RECORDS SUPPLIED:
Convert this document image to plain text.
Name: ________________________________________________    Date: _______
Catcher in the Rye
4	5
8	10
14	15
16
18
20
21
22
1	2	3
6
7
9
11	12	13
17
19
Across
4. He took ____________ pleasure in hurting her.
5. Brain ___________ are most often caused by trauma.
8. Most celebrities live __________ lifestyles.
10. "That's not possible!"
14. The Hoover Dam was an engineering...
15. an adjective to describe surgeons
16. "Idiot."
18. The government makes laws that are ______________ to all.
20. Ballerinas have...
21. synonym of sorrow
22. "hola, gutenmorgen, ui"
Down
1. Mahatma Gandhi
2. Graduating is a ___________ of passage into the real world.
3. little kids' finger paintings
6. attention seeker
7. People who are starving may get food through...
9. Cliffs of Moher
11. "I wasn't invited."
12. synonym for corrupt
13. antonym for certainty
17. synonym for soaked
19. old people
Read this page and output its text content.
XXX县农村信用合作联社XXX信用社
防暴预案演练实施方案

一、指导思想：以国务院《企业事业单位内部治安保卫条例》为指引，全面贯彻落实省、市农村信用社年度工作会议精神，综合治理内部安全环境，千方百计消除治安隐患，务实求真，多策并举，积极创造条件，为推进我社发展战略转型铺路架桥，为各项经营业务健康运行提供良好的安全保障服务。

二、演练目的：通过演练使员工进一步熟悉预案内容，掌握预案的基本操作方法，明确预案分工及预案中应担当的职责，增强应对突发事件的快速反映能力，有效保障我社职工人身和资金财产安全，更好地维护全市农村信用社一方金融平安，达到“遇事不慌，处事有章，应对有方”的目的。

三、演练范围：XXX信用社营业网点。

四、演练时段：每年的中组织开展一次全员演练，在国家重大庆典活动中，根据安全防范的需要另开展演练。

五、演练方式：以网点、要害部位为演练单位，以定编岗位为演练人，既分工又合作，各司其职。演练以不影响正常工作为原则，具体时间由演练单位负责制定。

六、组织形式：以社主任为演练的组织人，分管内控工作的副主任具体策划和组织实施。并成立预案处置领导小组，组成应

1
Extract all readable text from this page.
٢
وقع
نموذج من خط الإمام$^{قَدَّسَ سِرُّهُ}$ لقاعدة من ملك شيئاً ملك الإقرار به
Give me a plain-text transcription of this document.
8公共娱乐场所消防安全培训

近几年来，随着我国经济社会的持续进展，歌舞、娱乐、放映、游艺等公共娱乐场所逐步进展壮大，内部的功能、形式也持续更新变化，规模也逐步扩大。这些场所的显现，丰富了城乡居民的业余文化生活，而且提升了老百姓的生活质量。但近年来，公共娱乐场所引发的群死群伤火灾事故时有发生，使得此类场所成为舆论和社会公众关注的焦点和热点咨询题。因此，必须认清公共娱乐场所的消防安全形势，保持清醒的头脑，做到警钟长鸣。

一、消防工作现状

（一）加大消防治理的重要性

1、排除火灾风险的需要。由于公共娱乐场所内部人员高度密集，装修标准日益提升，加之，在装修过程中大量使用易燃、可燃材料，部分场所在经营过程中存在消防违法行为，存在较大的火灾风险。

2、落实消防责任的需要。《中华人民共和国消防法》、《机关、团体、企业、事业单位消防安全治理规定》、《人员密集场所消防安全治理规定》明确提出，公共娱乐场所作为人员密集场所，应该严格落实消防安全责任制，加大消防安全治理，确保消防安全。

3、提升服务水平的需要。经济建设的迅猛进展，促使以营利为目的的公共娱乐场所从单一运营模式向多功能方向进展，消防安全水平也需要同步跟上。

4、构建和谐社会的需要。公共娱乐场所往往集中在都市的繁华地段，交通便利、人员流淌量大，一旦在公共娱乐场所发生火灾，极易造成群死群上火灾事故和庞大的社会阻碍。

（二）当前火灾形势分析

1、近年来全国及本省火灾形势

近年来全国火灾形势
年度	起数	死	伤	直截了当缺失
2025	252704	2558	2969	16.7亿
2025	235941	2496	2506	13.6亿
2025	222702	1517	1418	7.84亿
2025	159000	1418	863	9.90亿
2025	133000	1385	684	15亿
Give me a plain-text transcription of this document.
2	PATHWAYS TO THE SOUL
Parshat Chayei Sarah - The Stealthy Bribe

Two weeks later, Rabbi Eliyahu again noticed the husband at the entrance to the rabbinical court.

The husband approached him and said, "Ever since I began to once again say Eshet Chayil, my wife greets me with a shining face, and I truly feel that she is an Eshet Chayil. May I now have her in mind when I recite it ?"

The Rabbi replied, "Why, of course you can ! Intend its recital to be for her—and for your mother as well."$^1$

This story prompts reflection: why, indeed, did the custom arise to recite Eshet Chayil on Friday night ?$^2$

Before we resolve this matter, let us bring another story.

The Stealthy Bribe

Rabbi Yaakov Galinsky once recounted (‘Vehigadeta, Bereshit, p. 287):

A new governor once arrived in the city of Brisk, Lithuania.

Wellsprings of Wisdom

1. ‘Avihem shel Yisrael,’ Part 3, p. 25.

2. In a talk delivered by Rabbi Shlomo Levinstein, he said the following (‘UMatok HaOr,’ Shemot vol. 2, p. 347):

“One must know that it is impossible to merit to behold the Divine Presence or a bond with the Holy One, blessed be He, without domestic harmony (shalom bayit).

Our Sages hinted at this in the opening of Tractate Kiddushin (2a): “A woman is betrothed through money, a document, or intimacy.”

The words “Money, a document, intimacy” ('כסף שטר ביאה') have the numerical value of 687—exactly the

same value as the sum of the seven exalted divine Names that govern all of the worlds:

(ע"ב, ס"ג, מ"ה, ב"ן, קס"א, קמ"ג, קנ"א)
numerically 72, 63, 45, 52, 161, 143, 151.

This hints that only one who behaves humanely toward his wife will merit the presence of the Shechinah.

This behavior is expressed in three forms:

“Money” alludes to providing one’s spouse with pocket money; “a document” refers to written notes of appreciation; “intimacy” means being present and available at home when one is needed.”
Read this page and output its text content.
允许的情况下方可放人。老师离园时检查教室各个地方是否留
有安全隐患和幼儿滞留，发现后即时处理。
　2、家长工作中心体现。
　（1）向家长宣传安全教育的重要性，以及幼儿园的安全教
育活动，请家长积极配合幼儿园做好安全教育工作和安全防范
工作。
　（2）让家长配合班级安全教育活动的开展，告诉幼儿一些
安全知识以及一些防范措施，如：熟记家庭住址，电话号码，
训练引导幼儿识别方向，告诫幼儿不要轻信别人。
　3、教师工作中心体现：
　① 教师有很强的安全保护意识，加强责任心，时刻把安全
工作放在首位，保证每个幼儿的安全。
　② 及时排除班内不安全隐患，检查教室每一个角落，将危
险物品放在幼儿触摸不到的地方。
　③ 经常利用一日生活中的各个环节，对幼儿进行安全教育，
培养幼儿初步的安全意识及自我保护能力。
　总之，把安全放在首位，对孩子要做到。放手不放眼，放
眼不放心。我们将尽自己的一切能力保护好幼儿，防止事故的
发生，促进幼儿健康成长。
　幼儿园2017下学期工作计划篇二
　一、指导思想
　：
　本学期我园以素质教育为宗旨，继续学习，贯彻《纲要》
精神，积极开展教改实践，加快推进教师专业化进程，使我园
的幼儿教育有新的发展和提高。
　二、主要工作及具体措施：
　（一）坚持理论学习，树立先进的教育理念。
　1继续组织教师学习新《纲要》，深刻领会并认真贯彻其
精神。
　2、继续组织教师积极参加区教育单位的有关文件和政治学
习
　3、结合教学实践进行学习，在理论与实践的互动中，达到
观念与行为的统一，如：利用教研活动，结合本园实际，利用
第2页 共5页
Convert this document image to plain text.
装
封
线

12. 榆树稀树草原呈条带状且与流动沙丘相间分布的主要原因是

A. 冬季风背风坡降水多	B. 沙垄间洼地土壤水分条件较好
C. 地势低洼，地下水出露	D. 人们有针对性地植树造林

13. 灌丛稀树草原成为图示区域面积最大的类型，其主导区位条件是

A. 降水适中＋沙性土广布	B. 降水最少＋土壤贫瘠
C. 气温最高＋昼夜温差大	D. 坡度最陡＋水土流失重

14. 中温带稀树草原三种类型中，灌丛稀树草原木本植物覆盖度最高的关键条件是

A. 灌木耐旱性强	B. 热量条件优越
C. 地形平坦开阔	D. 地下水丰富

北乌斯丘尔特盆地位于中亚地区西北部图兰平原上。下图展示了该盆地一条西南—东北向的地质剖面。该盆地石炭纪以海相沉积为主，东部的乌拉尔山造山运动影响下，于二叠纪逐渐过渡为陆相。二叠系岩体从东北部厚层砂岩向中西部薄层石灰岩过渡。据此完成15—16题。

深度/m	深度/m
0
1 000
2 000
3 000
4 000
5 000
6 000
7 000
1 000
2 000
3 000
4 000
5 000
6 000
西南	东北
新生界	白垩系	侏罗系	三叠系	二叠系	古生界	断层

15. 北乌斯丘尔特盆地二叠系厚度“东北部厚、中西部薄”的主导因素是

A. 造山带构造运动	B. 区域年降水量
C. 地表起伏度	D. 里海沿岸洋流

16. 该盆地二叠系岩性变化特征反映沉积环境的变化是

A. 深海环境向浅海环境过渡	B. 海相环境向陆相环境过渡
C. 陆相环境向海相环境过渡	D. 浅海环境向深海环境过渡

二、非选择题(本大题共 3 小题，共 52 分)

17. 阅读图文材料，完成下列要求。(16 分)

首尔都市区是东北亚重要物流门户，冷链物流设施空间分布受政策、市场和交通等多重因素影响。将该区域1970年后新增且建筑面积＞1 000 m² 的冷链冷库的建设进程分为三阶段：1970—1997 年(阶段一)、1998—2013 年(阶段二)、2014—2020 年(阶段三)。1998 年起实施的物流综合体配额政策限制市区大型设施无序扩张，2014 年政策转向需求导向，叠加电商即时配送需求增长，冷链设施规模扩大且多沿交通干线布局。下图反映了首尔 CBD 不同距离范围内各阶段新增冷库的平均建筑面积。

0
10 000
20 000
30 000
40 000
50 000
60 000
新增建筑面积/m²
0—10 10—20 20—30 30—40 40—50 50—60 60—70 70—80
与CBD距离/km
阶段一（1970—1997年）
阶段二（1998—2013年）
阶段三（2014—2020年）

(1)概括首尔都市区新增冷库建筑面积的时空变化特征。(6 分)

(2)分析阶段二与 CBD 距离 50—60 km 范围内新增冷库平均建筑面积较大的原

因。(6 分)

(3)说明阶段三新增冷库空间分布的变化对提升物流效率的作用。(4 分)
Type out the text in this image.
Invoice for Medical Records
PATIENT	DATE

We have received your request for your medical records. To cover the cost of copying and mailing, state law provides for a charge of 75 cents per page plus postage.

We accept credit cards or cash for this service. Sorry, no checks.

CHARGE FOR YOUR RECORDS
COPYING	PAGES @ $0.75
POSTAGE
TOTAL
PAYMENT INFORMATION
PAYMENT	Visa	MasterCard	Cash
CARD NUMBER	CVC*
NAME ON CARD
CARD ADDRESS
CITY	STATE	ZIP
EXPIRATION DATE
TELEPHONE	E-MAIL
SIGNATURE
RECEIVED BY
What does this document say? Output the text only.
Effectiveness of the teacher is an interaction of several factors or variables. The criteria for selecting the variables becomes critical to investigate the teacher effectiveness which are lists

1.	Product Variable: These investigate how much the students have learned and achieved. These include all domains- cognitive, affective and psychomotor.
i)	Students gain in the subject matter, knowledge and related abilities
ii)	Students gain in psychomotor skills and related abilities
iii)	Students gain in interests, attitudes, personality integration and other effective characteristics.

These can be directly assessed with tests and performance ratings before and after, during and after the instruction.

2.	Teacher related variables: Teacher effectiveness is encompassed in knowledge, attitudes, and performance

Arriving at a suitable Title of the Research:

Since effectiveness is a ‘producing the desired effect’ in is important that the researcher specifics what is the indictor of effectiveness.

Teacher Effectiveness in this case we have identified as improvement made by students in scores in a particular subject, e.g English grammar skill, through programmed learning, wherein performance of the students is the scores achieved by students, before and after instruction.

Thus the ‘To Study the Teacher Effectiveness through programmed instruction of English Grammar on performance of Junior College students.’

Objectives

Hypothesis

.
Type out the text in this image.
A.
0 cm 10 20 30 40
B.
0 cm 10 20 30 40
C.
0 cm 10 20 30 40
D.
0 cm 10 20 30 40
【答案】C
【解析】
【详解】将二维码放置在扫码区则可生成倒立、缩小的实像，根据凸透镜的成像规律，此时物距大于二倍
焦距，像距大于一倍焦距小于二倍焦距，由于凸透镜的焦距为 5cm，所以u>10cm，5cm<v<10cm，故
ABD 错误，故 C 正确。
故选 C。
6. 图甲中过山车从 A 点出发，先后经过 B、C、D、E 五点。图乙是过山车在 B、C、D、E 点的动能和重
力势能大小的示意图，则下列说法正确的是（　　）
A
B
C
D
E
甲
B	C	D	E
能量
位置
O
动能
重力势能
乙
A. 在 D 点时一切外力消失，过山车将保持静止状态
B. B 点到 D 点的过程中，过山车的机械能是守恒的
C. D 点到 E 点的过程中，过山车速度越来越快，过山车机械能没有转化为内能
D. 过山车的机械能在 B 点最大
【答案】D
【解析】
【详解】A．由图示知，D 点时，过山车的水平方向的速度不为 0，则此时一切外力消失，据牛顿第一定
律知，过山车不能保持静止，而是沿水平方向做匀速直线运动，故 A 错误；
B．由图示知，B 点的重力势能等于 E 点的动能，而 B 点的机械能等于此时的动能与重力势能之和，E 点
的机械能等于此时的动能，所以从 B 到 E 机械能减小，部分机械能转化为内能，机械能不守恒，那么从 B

PROBLEM DETAILS:
Give the number of lines above that hold the word "subject", and nothing more.

REPLY:
2